Collected data entries:

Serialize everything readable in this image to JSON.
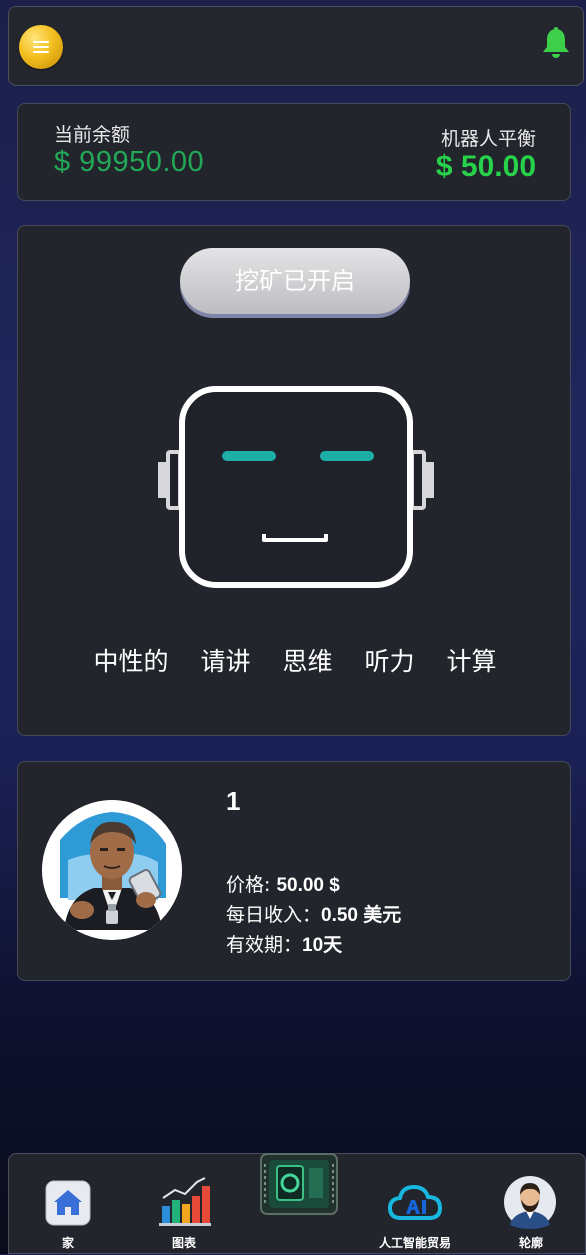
{
  "header": {
    "menu_icon": "menu-icon",
    "bell_icon": "bell-icon",
    "colors": {
      "menu": "#f3bf1f",
      "bell": "#3ecf4a"
    }
  },
  "balance": {
    "current_label": "当前余额",
    "current_value": "$ 99950.00",
    "robot_label": "机器人平衡",
    "robot_value": "$ 50.00",
    "colors": {
      "current": "#22a857",
      "robot": "#27d24a"
    }
  },
  "robot": {
    "mining_button": "挖矿已开启",
    "face_icon": "robot-face-icon",
    "modes": [
      "中性的",
      "请讲",
      "思维",
      "听力",
      "计算"
    ],
    "colors": {
      "eyes": "#1eaea8"
    }
  },
  "product": {
    "name": "1",
    "price_label": "价格: ",
    "price_value": "50.00 $",
    "daily_label": "每日收入：",
    "daily_value": "0.50 美元",
    "validity_label": "有效期：",
    "validity_value": "10天"
  },
  "nav": {
    "items": [
      {
        "label": "家",
        "icon": "home-icon"
      },
      {
        "label": "图表",
        "icon": "chart-icon"
      },
      {
        "label": "",
        "icon": "mining-chip-icon"
      },
      {
        "label": "人工智能贸易",
        "icon": "ai-cloud-icon"
      },
      {
        "label": "轮廓",
        "icon": "profile-avatar-icon"
      }
    ]
  }
}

▸ **Your objective**: Copy out all the records exactly, excluding pictures.

▸ **Solution to the exercise**:
Serialize everything readable in this image to JSON.
{
  "header": {
    "menu_icon": "menu-icon",
    "bell_icon": "bell-icon",
    "colors": {
      "menu": "#f3bf1f",
      "bell": "#3ecf4a"
    }
  },
  "balance": {
    "current_label": "当前余额",
    "current_value": "$ 99950.00",
    "robot_label": "机器人平衡",
    "robot_value": "$ 50.00",
    "colors": {
      "current": "#22a857",
      "robot": "#27d24a"
    }
  },
  "robot": {
    "mining_button": "挖矿已开启",
    "face_icon": "robot-face-icon",
    "modes": [
      "中性的",
      "请讲",
      "思维",
      "听力",
      "计算"
    ],
    "colors": {
      "eyes": "#1eaea8"
    }
  },
  "product": {
    "name": "1",
    "price_label": "价格: ",
    "price_value": "50.00 $",
    "daily_label": "每日收入：",
    "daily_value": "0.50 美元",
    "validity_label": "有效期：",
    "validity_value": "10天"
  },
  "nav": {
    "items": [
      {
        "label": "家",
        "icon": "home-icon"
      },
      {
        "label": "图表",
        "icon": "chart-icon"
      },
      {
        "label": "",
        "icon": "mining-chip-icon"
      },
      {
        "label": "人工智能贸易",
        "icon": "ai-cloud-icon"
      },
      {
        "label": "轮廓",
        "icon": "profile-avatar-icon"
      }
    ]
  }
}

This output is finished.